• **DATA SHOWN**
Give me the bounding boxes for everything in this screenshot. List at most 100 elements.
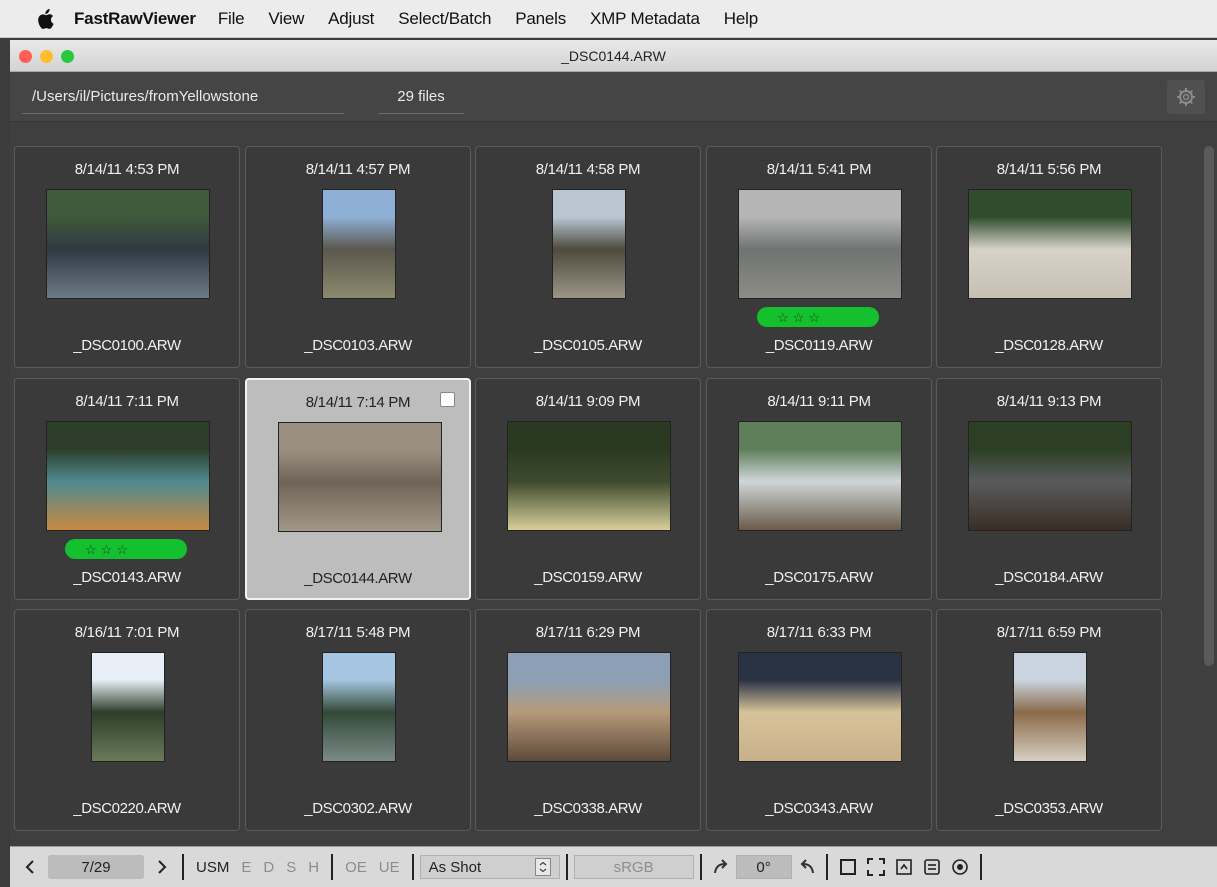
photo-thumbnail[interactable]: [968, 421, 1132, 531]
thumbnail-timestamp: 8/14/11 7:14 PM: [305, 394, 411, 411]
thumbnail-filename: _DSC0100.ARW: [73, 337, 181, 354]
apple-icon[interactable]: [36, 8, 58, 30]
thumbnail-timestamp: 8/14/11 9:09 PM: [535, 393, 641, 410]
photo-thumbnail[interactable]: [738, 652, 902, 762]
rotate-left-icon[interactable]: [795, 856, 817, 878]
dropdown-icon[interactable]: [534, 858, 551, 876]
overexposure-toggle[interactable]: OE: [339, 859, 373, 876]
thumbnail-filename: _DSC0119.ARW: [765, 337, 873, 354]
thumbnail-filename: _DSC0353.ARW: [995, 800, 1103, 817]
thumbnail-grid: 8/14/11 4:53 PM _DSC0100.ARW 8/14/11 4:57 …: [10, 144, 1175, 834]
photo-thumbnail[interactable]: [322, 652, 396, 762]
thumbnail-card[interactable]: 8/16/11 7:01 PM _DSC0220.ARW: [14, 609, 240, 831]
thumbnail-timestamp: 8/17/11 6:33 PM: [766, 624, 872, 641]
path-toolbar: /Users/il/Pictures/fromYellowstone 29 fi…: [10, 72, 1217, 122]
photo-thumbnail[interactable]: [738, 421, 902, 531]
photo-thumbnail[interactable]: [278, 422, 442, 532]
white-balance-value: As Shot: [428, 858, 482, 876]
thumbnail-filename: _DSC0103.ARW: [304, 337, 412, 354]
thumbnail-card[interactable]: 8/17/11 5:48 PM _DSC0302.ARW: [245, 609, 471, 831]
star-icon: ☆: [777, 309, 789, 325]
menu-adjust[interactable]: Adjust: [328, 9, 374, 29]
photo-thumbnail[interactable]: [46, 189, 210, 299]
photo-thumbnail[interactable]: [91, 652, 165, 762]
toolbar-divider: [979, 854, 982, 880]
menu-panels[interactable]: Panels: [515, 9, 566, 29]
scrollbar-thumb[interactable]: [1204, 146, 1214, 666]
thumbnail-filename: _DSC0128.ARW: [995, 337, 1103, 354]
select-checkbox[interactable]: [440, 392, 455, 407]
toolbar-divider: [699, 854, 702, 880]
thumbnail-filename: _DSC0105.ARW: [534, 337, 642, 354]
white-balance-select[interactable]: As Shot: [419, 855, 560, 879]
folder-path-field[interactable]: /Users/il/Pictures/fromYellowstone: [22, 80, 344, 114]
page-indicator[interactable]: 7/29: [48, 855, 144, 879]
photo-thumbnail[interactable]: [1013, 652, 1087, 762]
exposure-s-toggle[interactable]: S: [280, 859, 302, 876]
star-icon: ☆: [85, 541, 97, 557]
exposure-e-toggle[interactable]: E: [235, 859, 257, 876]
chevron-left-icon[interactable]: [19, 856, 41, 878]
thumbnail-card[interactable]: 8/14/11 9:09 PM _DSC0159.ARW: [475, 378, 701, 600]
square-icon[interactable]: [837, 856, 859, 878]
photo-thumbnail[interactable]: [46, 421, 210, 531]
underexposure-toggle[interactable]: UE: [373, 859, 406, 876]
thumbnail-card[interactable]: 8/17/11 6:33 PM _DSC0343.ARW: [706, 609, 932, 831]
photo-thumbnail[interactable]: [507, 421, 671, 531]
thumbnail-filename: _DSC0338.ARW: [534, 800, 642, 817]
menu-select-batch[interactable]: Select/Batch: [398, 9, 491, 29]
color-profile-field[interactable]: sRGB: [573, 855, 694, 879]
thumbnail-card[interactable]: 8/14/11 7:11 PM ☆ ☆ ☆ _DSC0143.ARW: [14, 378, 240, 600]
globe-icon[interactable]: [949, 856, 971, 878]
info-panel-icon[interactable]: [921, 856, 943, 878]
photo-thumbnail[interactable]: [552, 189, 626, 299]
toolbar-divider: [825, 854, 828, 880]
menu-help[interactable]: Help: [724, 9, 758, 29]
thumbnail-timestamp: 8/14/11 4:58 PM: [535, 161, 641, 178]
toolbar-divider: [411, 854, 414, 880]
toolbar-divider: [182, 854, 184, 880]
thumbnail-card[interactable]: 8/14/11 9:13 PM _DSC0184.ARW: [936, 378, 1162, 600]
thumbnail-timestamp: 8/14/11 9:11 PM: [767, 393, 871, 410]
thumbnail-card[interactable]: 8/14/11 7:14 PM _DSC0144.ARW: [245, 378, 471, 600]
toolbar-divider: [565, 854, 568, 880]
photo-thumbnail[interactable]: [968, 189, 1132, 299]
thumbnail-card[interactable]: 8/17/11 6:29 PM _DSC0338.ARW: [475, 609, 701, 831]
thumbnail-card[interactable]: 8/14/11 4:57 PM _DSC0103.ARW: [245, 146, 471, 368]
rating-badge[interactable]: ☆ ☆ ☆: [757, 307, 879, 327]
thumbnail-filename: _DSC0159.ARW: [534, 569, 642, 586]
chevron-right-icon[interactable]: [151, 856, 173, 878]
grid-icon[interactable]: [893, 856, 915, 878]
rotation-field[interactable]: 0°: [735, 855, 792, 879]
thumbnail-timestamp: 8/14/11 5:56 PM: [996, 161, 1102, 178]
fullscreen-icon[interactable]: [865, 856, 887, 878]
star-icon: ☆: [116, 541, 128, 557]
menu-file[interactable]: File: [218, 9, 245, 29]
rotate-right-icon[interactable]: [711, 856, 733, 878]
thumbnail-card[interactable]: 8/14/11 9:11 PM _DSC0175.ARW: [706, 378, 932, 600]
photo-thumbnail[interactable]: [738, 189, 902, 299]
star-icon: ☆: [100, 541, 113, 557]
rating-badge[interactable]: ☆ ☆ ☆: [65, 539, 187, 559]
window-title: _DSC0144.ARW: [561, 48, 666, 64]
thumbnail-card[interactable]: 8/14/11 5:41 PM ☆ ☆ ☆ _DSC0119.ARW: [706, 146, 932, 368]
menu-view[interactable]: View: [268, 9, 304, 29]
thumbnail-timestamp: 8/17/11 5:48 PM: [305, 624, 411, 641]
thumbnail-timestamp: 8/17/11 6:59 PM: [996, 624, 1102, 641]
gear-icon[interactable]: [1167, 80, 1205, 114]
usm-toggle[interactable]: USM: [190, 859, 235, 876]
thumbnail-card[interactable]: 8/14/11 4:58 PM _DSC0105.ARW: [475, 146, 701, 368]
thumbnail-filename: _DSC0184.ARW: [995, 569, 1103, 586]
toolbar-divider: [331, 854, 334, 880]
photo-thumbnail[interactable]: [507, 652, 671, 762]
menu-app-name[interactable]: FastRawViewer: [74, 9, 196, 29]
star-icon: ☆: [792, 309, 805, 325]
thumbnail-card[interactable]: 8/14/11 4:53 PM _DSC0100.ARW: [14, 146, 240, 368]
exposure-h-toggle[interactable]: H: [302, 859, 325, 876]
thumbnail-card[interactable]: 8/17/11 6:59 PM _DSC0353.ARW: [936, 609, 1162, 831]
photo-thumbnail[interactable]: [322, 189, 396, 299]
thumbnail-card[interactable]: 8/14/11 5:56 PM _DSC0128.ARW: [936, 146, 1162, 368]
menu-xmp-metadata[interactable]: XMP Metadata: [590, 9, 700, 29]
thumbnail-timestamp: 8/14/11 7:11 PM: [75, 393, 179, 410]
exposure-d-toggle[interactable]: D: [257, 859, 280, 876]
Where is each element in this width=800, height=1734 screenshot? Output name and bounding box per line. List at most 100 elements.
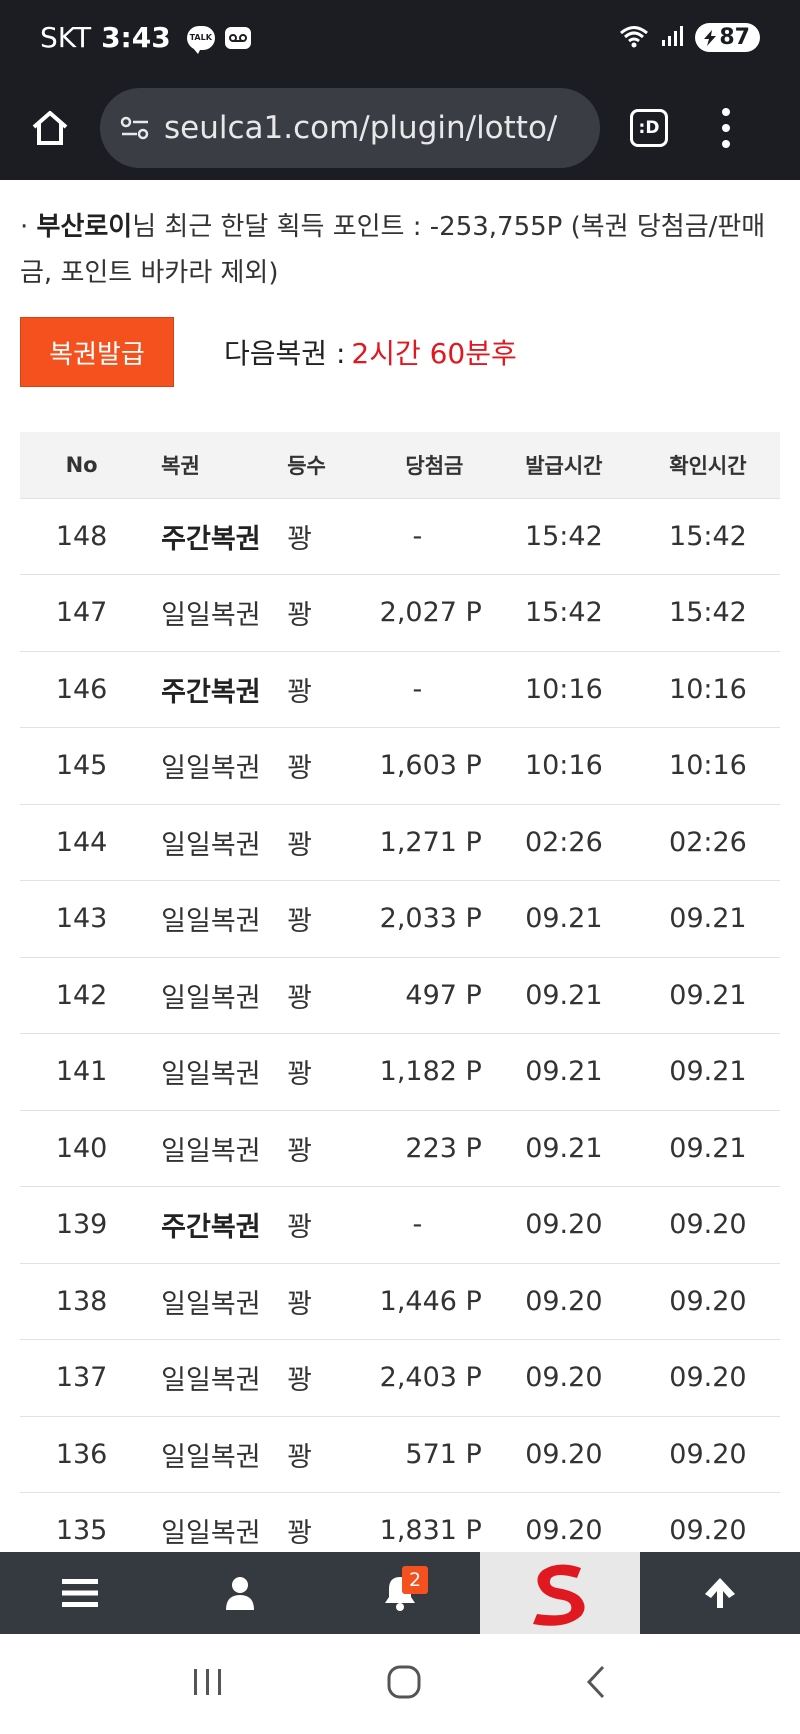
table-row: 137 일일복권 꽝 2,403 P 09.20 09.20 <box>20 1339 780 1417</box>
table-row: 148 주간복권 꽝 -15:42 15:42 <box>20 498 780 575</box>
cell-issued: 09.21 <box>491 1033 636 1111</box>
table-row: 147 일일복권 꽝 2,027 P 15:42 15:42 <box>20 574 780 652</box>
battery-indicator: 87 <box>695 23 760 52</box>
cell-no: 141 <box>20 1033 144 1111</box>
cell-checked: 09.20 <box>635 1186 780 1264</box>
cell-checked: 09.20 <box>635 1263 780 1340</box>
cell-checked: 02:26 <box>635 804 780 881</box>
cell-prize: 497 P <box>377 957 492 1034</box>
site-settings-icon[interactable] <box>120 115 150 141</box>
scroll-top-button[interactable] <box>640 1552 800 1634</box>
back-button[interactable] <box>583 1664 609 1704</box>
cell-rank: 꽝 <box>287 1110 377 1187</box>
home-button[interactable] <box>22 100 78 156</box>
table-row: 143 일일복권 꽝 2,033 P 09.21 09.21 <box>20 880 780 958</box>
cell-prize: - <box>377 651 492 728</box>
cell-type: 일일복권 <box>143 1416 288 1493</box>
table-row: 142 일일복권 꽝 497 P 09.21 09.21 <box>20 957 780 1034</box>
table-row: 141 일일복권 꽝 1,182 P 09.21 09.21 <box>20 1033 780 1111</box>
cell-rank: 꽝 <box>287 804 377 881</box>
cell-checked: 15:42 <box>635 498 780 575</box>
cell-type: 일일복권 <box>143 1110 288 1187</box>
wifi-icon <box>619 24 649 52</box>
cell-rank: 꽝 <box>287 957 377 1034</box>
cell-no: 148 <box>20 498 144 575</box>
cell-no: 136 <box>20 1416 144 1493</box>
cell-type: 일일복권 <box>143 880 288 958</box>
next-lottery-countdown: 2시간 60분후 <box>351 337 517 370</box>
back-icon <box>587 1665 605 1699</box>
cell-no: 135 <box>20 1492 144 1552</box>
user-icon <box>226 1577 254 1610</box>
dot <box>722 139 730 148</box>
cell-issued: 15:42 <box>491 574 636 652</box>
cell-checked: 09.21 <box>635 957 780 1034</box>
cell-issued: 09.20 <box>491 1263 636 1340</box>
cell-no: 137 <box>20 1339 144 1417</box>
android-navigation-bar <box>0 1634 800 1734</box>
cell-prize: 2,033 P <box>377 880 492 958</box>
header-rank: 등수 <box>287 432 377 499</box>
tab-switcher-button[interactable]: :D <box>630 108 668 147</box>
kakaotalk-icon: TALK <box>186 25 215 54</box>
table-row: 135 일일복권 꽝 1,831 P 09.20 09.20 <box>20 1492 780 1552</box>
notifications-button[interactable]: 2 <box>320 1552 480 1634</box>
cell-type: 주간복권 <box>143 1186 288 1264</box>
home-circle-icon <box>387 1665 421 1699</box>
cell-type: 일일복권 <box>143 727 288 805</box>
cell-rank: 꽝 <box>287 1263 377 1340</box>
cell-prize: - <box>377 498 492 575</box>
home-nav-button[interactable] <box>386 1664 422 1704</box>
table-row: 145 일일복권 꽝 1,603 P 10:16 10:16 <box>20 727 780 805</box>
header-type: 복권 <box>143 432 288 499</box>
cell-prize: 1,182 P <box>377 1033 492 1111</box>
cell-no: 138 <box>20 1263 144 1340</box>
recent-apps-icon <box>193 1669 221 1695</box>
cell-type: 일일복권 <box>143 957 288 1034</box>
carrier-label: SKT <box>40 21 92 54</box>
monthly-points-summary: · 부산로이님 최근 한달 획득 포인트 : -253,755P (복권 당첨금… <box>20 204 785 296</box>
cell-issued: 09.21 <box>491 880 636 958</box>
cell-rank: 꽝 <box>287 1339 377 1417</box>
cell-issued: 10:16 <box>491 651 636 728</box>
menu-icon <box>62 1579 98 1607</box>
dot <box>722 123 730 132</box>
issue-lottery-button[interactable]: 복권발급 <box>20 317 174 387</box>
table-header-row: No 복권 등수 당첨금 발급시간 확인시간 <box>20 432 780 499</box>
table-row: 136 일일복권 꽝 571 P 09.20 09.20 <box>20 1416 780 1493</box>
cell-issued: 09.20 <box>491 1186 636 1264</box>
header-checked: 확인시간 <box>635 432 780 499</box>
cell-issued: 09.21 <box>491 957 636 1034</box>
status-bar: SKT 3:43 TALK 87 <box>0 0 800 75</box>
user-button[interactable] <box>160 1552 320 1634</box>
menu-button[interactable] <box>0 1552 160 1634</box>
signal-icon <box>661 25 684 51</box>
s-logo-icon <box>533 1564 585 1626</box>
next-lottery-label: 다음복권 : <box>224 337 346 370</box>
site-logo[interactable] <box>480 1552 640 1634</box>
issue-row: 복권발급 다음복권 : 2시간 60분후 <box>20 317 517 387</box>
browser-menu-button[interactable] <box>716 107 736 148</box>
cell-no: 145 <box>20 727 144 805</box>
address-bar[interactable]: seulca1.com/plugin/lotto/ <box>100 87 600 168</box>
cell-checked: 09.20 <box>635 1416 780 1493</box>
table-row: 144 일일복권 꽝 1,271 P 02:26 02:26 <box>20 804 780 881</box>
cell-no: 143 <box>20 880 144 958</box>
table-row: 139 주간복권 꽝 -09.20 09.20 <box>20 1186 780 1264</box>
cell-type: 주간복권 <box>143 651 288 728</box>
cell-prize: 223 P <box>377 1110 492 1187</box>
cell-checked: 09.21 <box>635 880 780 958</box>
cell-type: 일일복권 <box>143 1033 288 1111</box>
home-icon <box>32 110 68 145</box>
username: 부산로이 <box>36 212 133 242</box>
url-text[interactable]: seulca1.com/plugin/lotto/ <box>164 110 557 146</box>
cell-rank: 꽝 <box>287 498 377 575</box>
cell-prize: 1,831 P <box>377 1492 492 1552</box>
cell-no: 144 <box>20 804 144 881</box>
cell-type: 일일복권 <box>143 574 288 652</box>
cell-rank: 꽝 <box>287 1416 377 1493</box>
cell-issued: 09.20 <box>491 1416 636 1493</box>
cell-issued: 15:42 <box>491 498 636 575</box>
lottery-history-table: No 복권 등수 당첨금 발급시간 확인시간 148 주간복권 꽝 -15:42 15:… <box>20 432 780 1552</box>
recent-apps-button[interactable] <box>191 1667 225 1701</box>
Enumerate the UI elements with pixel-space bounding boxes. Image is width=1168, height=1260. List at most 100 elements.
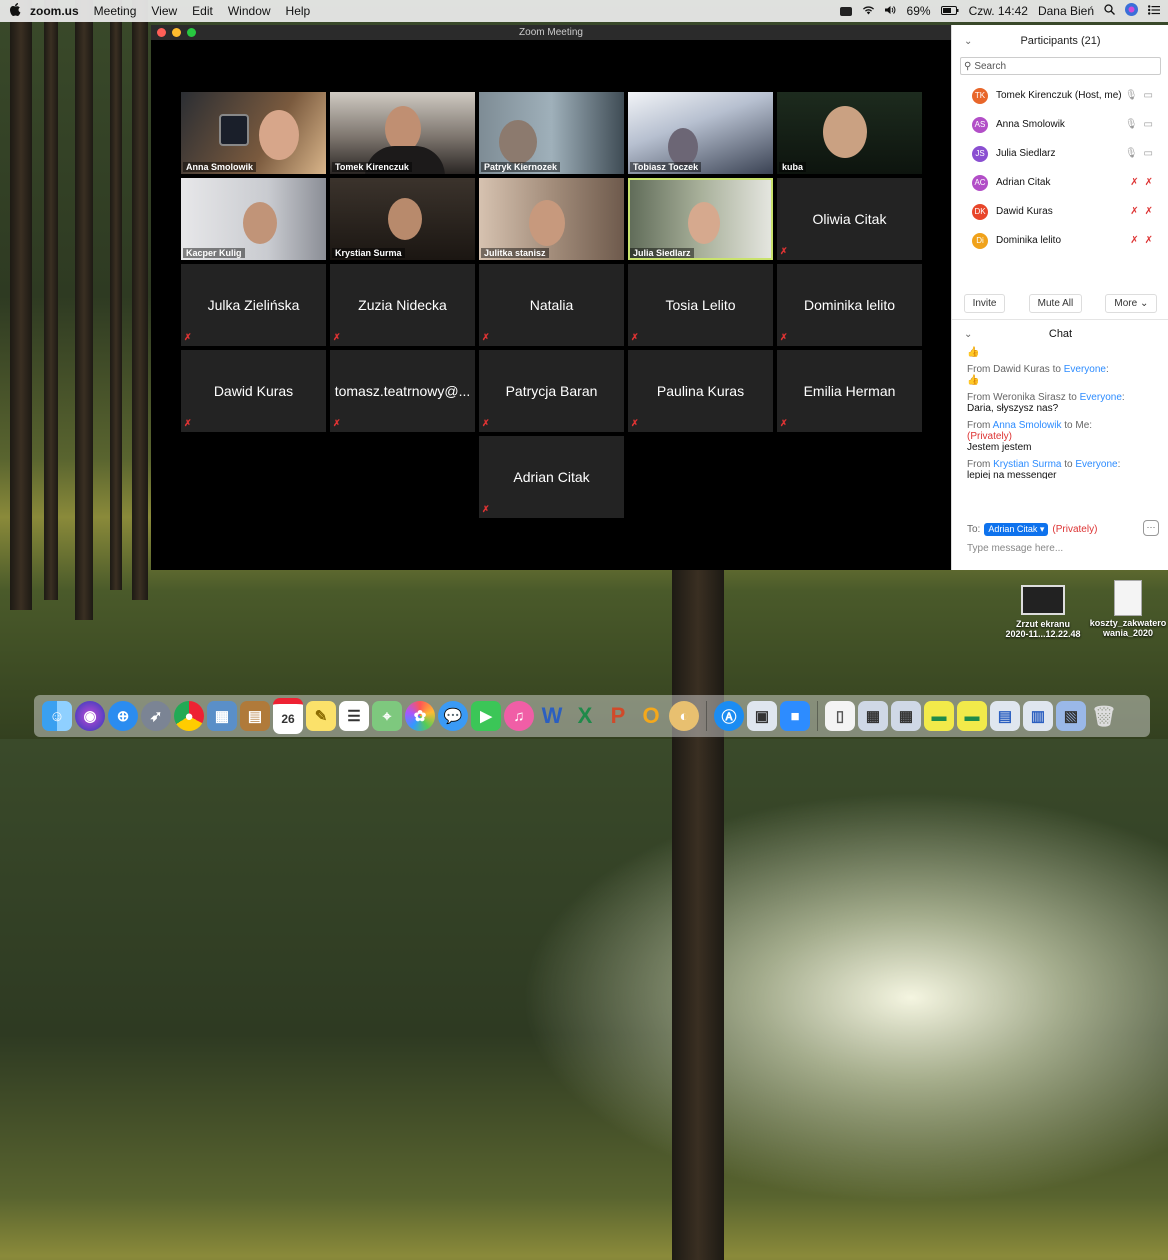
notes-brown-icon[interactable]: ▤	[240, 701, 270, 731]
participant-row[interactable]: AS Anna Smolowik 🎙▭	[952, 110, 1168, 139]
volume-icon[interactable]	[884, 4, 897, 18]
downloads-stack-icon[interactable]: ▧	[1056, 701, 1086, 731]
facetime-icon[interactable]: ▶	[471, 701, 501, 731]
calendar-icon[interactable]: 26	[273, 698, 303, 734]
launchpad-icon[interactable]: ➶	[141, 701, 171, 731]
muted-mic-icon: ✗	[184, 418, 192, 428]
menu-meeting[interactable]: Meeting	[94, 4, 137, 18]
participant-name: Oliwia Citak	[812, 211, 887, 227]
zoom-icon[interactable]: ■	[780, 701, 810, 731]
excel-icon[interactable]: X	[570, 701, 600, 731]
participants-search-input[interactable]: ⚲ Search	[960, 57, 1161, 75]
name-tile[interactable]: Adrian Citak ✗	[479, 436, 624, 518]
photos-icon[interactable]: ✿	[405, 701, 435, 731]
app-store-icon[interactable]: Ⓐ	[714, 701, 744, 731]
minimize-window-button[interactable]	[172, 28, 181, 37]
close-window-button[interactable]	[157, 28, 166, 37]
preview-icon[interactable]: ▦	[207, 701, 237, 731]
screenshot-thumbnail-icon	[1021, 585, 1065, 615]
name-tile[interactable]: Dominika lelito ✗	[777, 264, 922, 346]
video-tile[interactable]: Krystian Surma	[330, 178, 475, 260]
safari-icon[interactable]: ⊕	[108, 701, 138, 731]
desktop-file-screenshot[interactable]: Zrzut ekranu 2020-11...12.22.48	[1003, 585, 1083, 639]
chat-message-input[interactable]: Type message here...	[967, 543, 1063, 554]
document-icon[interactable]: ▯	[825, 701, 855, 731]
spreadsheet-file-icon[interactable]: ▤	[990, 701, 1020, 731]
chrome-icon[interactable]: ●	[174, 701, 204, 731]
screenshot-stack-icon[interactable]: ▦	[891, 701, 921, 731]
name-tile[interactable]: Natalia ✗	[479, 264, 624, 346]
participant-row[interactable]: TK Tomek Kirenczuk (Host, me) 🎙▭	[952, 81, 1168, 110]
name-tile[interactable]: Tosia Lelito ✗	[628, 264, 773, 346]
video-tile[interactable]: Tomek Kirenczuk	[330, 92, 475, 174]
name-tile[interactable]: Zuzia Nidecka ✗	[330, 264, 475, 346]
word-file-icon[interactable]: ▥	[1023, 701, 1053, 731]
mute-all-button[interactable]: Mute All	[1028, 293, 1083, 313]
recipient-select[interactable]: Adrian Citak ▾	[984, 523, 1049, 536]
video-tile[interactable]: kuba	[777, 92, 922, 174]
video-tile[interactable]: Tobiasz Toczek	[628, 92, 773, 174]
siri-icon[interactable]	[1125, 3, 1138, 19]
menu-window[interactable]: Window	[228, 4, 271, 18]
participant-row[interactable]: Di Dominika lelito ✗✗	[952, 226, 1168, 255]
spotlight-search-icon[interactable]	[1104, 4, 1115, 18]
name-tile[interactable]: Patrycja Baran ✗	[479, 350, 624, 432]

• **WRITTEN PROBLEM**
Repeat the entries word for word, starting with the line containing "photo-thumbnail[interactable]: [968, 421, 1132, 531]" and going on through the line containing "thumbnail-filename: _DSC0105.ARW: [534, 337, 642, 354]".

• **COMPLETE RESPONSE**
photo-thumbnail[interactable]: [968, 421, 1132, 531]
thumbnail-timestamp: 8/14/11 7:14 PM: [305, 394, 411, 411]
thumbnail-filename: _DSC0100.ARW: [73, 337, 181, 354]
apple-icon[interactable]: [36, 8, 58, 30]
thumbnail-timestamp: 8/14/11 9:09 PM: [535, 393, 641, 410]
photo-thumbnail[interactable]: [738, 652, 902, 762]
rotate-left-icon[interactable]: [795, 856, 817, 878]
dropdown-icon[interactable]: [534, 858, 551, 876]
overexposure-toggle[interactable]: OE: [339, 859, 373, 876]
thumbnail-filename: _DSC0119.ARW: [765, 337, 873, 354]
thumbnail-filename: _DSC0353.ARW: [995, 800, 1103, 817]
thumbnail-grid: 8/14/11 4:53 PM _DSC0100.ARW 8/14/11 4:57 …: [10, 144, 1175, 834]
photo-thumbnail[interactable]: [322, 652, 396, 762]
thumbnail-card[interactable]: 8/16/11 7:01 PM _DSC0220.ARW: [14, 609, 240, 831]
thumbnail-timestamp: 8/17/11 6:33 PM: [766, 624, 872, 641]
path-toolbar: /Users/il/Pictures/fromYellowstone 29 fi…: [10, 72, 1217, 122]
photo-thumbnail[interactable]: [738, 421, 902, 531]
photo-thumbnail[interactable]: [278, 422, 442, 532]
white-balance-value: As Shot: [428, 858, 482, 876]
thumbnail-filename: _DSC0103.ARW: [304, 337, 412, 354]
thumbnail-card[interactable]: 8/17/11 5:48 PM _DSC0302.ARW: [245, 609, 471, 831]
star-icon: ☆: [777, 309, 789, 325]
menu-adjust[interactable]: Adjust: [328, 9, 374, 29]
photo-thumbnail[interactable]: [46, 189, 210, 299]
photo-thumbnail[interactable]: [91, 652, 165, 762]
toolbar-divider: [979, 854, 982, 880]
menu-panels[interactable]: Panels: [515, 9, 566, 29]
scrollbar-thumb[interactable]: [1204, 146, 1214, 666]
thumbnail-filename: _DSC0128.ARW: [995, 337, 1103, 354]
select-checkbox[interactable]: [440, 392, 455, 407]
toolbar-divider: [699, 854, 702, 880]
thumbnail-filename: _DSC0105.ARW: [534, 337, 642, 354]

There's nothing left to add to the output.